BEGIN Data shown
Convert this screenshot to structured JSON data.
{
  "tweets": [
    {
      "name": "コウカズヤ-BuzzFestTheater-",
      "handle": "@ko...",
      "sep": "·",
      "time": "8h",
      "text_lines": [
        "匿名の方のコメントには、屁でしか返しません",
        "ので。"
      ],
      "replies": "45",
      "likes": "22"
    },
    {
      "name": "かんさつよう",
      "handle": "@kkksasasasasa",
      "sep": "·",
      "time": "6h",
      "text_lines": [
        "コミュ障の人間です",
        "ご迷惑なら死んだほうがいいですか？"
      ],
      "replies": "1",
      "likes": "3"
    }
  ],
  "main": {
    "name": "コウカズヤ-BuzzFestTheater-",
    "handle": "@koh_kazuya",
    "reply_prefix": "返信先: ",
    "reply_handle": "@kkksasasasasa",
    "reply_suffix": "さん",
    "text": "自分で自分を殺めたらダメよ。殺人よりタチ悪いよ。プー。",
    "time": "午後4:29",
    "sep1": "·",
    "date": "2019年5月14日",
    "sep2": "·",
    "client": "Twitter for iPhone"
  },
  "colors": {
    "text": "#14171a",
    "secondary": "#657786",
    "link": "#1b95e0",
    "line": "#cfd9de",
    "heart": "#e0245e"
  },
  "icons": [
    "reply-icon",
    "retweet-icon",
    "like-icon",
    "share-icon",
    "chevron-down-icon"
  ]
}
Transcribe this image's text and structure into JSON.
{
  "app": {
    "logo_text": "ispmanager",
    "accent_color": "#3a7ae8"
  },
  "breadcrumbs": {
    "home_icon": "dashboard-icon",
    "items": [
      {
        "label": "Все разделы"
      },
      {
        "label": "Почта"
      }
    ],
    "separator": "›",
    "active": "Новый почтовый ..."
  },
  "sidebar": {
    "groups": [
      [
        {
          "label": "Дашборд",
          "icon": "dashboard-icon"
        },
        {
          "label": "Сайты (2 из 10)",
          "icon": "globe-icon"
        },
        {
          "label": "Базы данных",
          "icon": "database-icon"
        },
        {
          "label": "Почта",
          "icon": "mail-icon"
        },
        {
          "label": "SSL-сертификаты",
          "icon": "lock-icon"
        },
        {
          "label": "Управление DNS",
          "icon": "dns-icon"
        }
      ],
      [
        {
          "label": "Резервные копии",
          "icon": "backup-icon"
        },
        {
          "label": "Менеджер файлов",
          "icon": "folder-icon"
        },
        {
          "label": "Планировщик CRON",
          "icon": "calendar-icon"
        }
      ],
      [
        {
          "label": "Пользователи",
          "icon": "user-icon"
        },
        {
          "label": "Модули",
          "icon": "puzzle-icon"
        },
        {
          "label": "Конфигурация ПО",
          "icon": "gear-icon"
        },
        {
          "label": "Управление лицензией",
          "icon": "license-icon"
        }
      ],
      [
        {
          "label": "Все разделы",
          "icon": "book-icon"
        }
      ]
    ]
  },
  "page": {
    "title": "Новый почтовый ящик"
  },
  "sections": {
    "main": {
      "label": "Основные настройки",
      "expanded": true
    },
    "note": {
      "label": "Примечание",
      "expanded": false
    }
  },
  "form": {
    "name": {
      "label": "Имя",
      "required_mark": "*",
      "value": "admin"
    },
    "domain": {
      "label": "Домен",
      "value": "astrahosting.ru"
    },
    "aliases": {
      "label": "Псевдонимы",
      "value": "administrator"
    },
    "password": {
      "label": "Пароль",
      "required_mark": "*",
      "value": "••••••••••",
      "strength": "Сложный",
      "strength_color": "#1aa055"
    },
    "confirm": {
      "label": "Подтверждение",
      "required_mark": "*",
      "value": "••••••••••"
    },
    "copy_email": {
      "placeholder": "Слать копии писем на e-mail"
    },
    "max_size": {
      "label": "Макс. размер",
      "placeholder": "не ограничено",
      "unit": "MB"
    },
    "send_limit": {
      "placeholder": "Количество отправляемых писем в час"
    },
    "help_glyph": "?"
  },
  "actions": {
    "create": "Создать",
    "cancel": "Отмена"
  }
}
END Data shown
| Exercise task |
Copy all lines from the material that include "dashboard".

| The output |
    "home_icon": "dashboard-icon",
          "icon": "dashboard-icon"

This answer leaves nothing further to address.